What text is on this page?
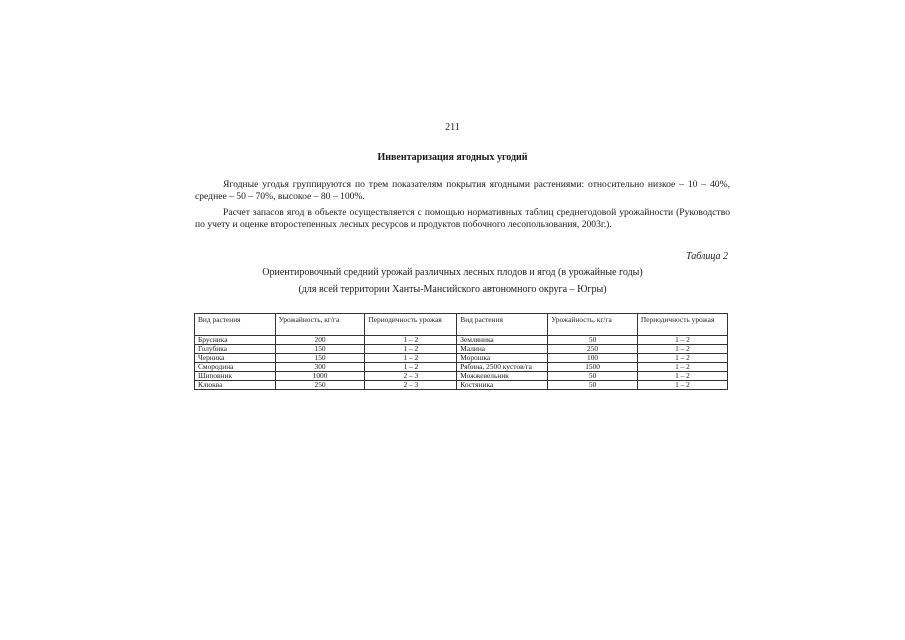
211
Инвентаризация ягодных угодий
Ягодные угодья группируются по трем показателям покрытия ягодными растениями: относительно низкое – 10 – 40%, среднее – 50 – 70%, высокое – 80 – 100%.
Расчет запасов ягод в объекте осуществляется с помощью нормативных таблиц среднегодовой урожайности (Руководство по учету и оценке второстепенных лесных ресурсов и продуктов побочного лесопользования, 2003г.).
Таблица 2
Ориентировочный средний урожай различных лесных плодов и ягод (в урожайные годы)
(для всей территории Ханты-Мансийского автономного округа – Югры)
Вид растения	Урожайность, кг/га	Периодичность урожая	Вид растения	Урожайность, кг/га	Периодичность урожая
Брусника	200	1 – 2	Земляника	50	1 – 2
Голубика	150	1 – 2	Малина	250	1 – 2
Черника	150	1 – 2	Морошка	100	1 – 2
Смородина	300	1 – 2	Рябина, 2500 кустов/га	1500	1 – 2
Шиповник	1000	2 – 3	Можжевельник	50	1 – 2
Клюква	250	2 – 3	Костяника	50	1 – 2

» **AIM**
Repeat the material above word for word and skip every image in it.

» **RESULT OF THE TASK**
What text is on this page?
211
Инвентаризация ягодных угодий
Ягодные угодья группируются по трем показателям покрытия ягодными растениями: относительно низкое – 10 – 40%, среднее – 50 – 70%, высокое – 80 – 100%.
Расчет запасов ягод в объекте осуществляется с помощью нормативных таблиц среднегодовой урожайности (Руководство по учету и оценке второстепенных лесных ресурсов и продуктов побочного лесопользования, 2003г.).
Таблица 2
Ориентировочный средний урожай различных лесных плодов и ягод (в урожайные годы)
(для всей территории Ханты-Мансийского автономного округа – Югры)
Вид растения	Урожайность, кг/га	Периодичность урожая	Вид растения	Урожайность, кг/га	Периодичность урожая
Брусника	200	1 – 2	Земляника	50	1 – 2
Голубика	150	1 – 2	Малина	250	1 – 2
Черника	150	1 – 2	Морошка	100	1 – 2
Смородина	300	1 – 2	Рябина, 2500 кустов/га	1500	1 – 2
Шиповник	1000	2 – 3	Можжевельник	50	1 – 2
Клюква	250	2 – 3	Костяника	50	1 – 2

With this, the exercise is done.